What needs to be done
In the entries below, find the lines that contain the word "ylabel" and copy them.

[Figure content listings]
-- -- --

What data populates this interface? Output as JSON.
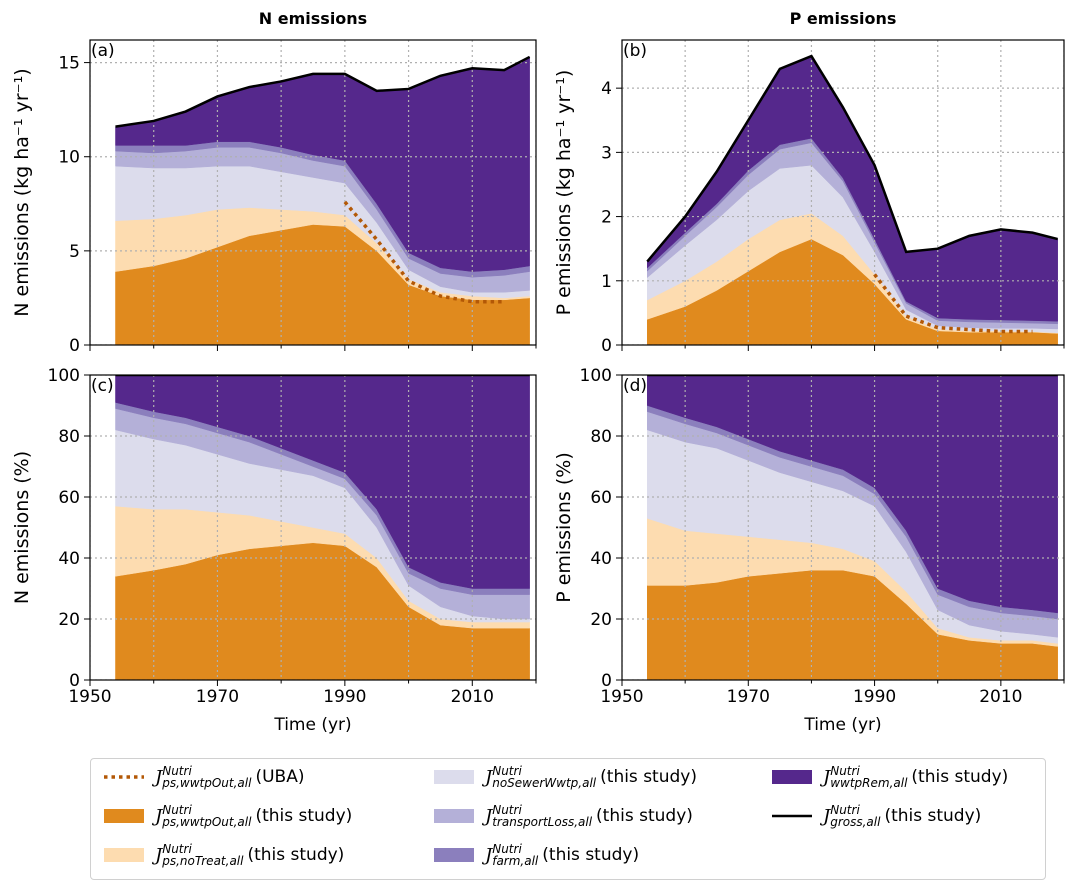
{
  "chart_data": [
    {
      "type": "area",
      "stacked": true,
      "title": "N emissions",
      "label": "(a)",
      "ylabel": "N emissions (kg ha⁻¹ yr⁻¹)",
      "x": [
        1954,
        1960,
        1965,
        1970,
        1975,
        1980,
        1985,
        1990,
        1995,
        2000,
        2005,
        2010,
        2015,
        2019
      ],
      "xlim": [
        1950,
        2020
      ],
      "xticks": [
        1950,
        1970,
        1990,
        2010
      ],
      "xminor": [
        1960,
        1980,
        2000,
        2020
      ],
      "xtick_labels": false,
      "ylim": [
        0,
        16.2
      ],
      "yticks": [
        0,
        5,
        10,
        15
      ],
      "grid": true,
      "series": [
        {
          "name": "J_{ps,wwtpOut,all}^{Nutri} (UBA)",
          "type": "line",
          "style": "dotted",
          "color": "#b35806",
          "values": [
            null,
            null,
            null,
            null,
            null,
            null,
            null,
            7.6,
            5.6,
            3.4,
            2.6,
            2.3,
            2.3,
            null
          ]
        },
        {
          "name": "J_{ps,wwtpOut,all}^{Nutri} (this study)",
          "type": "area",
          "color": "#e08a1e",
          "values": [
            3.9,
            4.2,
            4.6,
            5.2,
            5.8,
            6.1,
            6.4,
            6.3,
            5.0,
            3.2,
            2.6,
            2.4,
            2.4,
            2.5
          ]
        },
        {
          "name": "J_{ps,noTreat,all}^{Nutri} (this study)",
          "type": "area",
          "color": "#fddcb0",
          "values": [
            2.7,
            2.5,
            2.3,
            2.0,
            1.5,
            1.1,
            0.7,
            0.6,
            0.4,
            0.3,
            0.2,
            0.2,
            0.1,
            0.1
          ]
        },
        {
          "name": "J_{noSewerWwtp,all}^{Nutri} (this study)",
          "type": "area",
          "color": "#dcdcec",
          "values": [
            2.9,
            2.7,
            2.5,
            2.3,
            2.2,
            2.0,
            1.8,
            1.7,
            1.1,
            0.5,
            0.3,
            0.2,
            0.3,
            0.3
          ]
        },
        {
          "name": "J_{transportLoss,all}^{Nutri} (this study)",
          "type": "area",
          "color": "#b4b0d8",
          "values": [
            0.8,
            0.8,
            0.9,
            1.0,
            1.0,
            1.0,
            0.9,
            0.9,
            0.7,
            0.6,
            0.7,
            0.8,
            0.9,
            1.0
          ]
        },
        {
          "name": "J_{farm,all}^{Nutri} (this study)",
          "type": "area",
          "color": "#8b7fbd",
          "values": [
            0.3,
            0.4,
            0.3,
            0.3,
            0.3,
            0.3,
            0.3,
            0.3,
            0.3,
            0.3,
            0.3,
            0.3,
            0.3,
            0.3
          ]
        },
        {
          "name": "J_{wwtpRem,all}^{Nutri} (this study)",
          "type": "area",
          "color": "#55288c",
          "values": [
            1.0,
            1.3,
            1.8,
            2.4,
            2.9,
            3.5,
            4.3,
            4.6,
            6.0,
            8.7,
            10.2,
            10.8,
            10.6,
            11.1
          ]
        },
        {
          "name": "J_{gross,all}^{Nutri} (this study)",
          "type": "line",
          "style": "solid",
          "color": "#000000",
          "values": [
            11.6,
            11.9,
            12.4,
            13.2,
            13.7,
            14.0,
            14.4,
            14.4,
            13.5,
            13.6,
            14.3,
            14.7,
            14.6,
            15.3
          ]
        }
      ]
    },
    {
      "type": "area",
      "stacked": true,
      "title": "P emissions",
      "label": "(b)",
      "ylabel": "P emissions (kg ha⁻¹ yr⁻¹)",
      "x": [
        1954,
        1960,
        1965,
        1970,
        1975,
        1980,
        1985,
        1990,
        1995,
        2000,
        2005,
        2010,
        2015,
        2019
      ],
      "xlim": [
        1950,
        2020
      ],
      "xticks": [
        1950,
        1970,
        1990,
        2010
      ],
      "xminor": [
        1960,
        1980,
        2000,
        2020
      ],
      "xtick_labels": false,
      "ylim": [
        0,
        4.75
      ],
      "yticks": [
        0,
        1,
        2,
        3,
        4
      ],
      "grid": true,
      "series": [
        {
          "type": "line",
          "style": "dotted",
          "color": "#b35806",
          "values": [
            null,
            null,
            null,
            null,
            null,
            null,
            null,
            1.1,
            0.45,
            0.27,
            0.24,
            0.21,
            0.21,
            null
          ]
        },
        {
          "type": "area",
          "color": "#e08a1e",
          "values": [
            0.4,
            0.6,
            0.85,
            1.15,
            1.45,
            1.65,
            1.4,
            0.95,
            0.4,
            0.22,
            0.2,
            0.2,
            0.2,
            0.18
          ]
        },
        {
          "type": "area",
          "color": "#fddcb0",
          "values": [
            0.3,
            0.4,
            0.45,
            0.5,
            0.5,
            0.4,
            0.3,
            0.15,
            0.05,
            0.03,
            0.02,
            0.02,
            0.01,
            0.01
          ]
        },
        {
          "type": "area",
          "color": "#dcdcec",
          "values": [
            0.35,
            0.55,
            0.65,
            0.75,
            0.8,
            0.75,
            0.6,
            0.35,
            0.1,
            0.05,
            0.05,
            0.04,
            0.05,
            0.06
          ]
        },
        {
          "type": "area",
          "color": "#b4b0d8",
          "values": [
            0.1,
            0.15,
            0.2,
            0.25,
            0.3,
            0.35,
            0.25,
            0.15,
            0.1,
            0.08,
            0.09,
            0.09,
            0.08,
            0.08
          ]
        },
        {
          "type": "area",
          "color": "#8b7fbd",
          "values": [
            0.05,
            0.05,
            0.05,
            0.07,
            0.07,
            0.07,
            0.05,
            0.05,
            0.03,
            0.04,
            0.04,
            0.04,
            0.04,
            0.04
          ]
        },
        {
          "type": "area",
          "color": "#55288c",
          "values": [
            0.1,
            0.25,
            0.5,
            0.78,
            1.18,
            1.28,
            1.1,
            1.15,
            0.77,
            1.08,
            1.3,
            1.41,
            1.37,
            1.28
          ]
        },
        {
          "type": "line",
          "style": "solid",
          "color": "#000000",
          "values": [
            1.3,
            2.0,
            2.7,
            3.5,
            4.3,
            4.5,
            3.7,
            2.8,
            1.45,
            1.5,
            1.7,
            1.8,
            1.75,
            1.65
          ]
        }
      ]
    },
    {
      "type": "area",
      "stacked": true,
      "label": "(c)",
      "ylabel": "N emissions (%)",
      "xlabel": "Time (yr)",
      "x": [
        1954,
        1960,
        1965,
        1970,
        1975,
        1980,
        1985,
        1990,
        1995,
        2000,
        2005,
        2010,
        2015,
        2019
      ],
      "xlim": [
        1950,
        2020
      ],
      "xticks": [
        1950,
        1970,
        1990,
        2010
      ],
      "xminor": [
        1960,
        1980,
        2000,
        2020
      ],
      "ylim": [
        0,
        100
      ],
      "yticks": [
        0,
        20,
        40,
        60,
        80,
        100
      ],
      "grid": true,
      "series": [
        {
          "type": "area",
          "color": "#e08a1e",
          "values": [
            34,
            36,
            38,
            41,
            43,
            44,
            45,
            44,
            37,
            24,
            18,
            17,
            17,
            17
          ]
        },
        {
          "type": "area",
          "color": "#fddcb0",
          "values": [
            23,
            20,
            18,
            14,
            11,
            8,
            5,
            4,
            3,
            2,
            2,
            2,
            2,
            2
          ]
        },
        {
          "type": "area",
          "color": "#dcdcec",
          "values": [
            25,
            23,
            21,
            19,
            17,
            17,
            17,
            15,
            10,
            5,
            4,
            2,
            1,
            1
          ]
        },
        {
          "type": "area",
          "color": "#b4b0d8",
          "values": [
            7,
            7,
            7,
            7,
            7,
            5,
            3,
            3,
            4,
            4,
            6,
            7,
            8,
            8
          ]
        },
        {
          "type": "area",
          "color": "#8b7fbd",
          "values": [
            2,
            2,
            2,
            2,
            2,
            2,
            2,
            2,
            2,
            2,
            2,
            2,
            2,
            2
          ]
        },
        {
          "type": "area",
          "color": "#55288c",
          "values": [
            9,
            12,
            14,
            17,
            20,
            24,
            28,
            32,
            44,
            63,
            68,
            70,
            70,
            70
          ]
        },
        {
          "type": "line",
          "style": "solid",
          "color": "#000000",
          "values": [
            100,
            100,
            100,
            100,
            100,
            100,
            100,
            100,
            100,
            100,
            100,
            100,
            100,
            100
          ]
        }
      ]
    },
    {
      "type": "area",
      "stacked": true,
      "label": "(d)",
      "ylabel": "P emissions (%)",
      "xlabel": "Time (yr)",
      "x": [
        1954,
        1960,
        1965,
        1970,
        1975,
        1980,
        1985,
        1990,
        1995,
        2000,
        2005,
        2010,
        2015,
        2019
      ],
      "xlim": [
        1950,
        2020
      ],
      "xticks": [
        1950,
        1970,
        1990,
        2010
      ],
      "xminor": [
        1960,
        1980,
        2000,
        2020
      ],
      "ylim": [
        0,
        100
      ],
      "yticks": [
        0,
        20,
        40,
        60,
        80,
        100
      ],
      "grid": true,
      "series": [
        {
          "type": "area",
          "color": "#e08a1e",
          "values": [
            31,
            31,
            32,
            34,
            35,
            36,
            36,
            34,
            25,
            15,
            13,
            12,
            12,
            11
          ]
        },
        {
          "type": "area",
          "color": "#fddcb0",
          "values": [
            22,
            18,
            16,
            13,
            11,
            9,
            7,
            5,
            4,
            2,
            1,
            1,
            1,
            1
          ]
        },
        {
          "type": "area",
          "color": "#dcdcec",
          "values": [
            29,
            29,
            28,
            25,
            22,
            20,
            19,
            18,
            13,
            6,
            4,
            3,
            2,
            2
          ]
        },
        {
          "type": "area",
          "color": "#b4b0d8",
          "values": [
            6,
            6,
            5,
            5,
            5,
            5,
            5,
            4,
            5,
            5,
            6,
            6,
            6,
            6
          ]
        },
        {
          "type": "area",
          "color": "#8b7fbd",
          "values": [
            2,
            2,
            2,
            2,
            2,
            2,
            2,
            2,
            2,
            2,
            2,
            2,
            2,
            2
          ]
        },
        {
          "type": "area",
          "color": "#55288c",
          "values": [
            10,
            14,
            17,
            21,
            25,
            28,
            31,
            37,
            51,
            70,
            74,
            76,
            77,
            78
          ]
        },
        {
          "type": "line",
          "style": "solid",
          "color": "#000000",
          "values": [
            100,
            100,
            100,
            100,
            100,
            100,
            100,
            100,
            100,
            100,
            100,
            100,
            100,
            100
          ]
        }
      ]
    }
  ]
}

-- -- --

Answer below
      "ylabel": "N emissions (kg ha⁻¹ yr⁻¹)",
      "ylabel": "P emissions (kg ha⁻¹ yr⁻¹)",
      "ylabel": "N emissions (%)",
      "ylabel": "P emissions (%)",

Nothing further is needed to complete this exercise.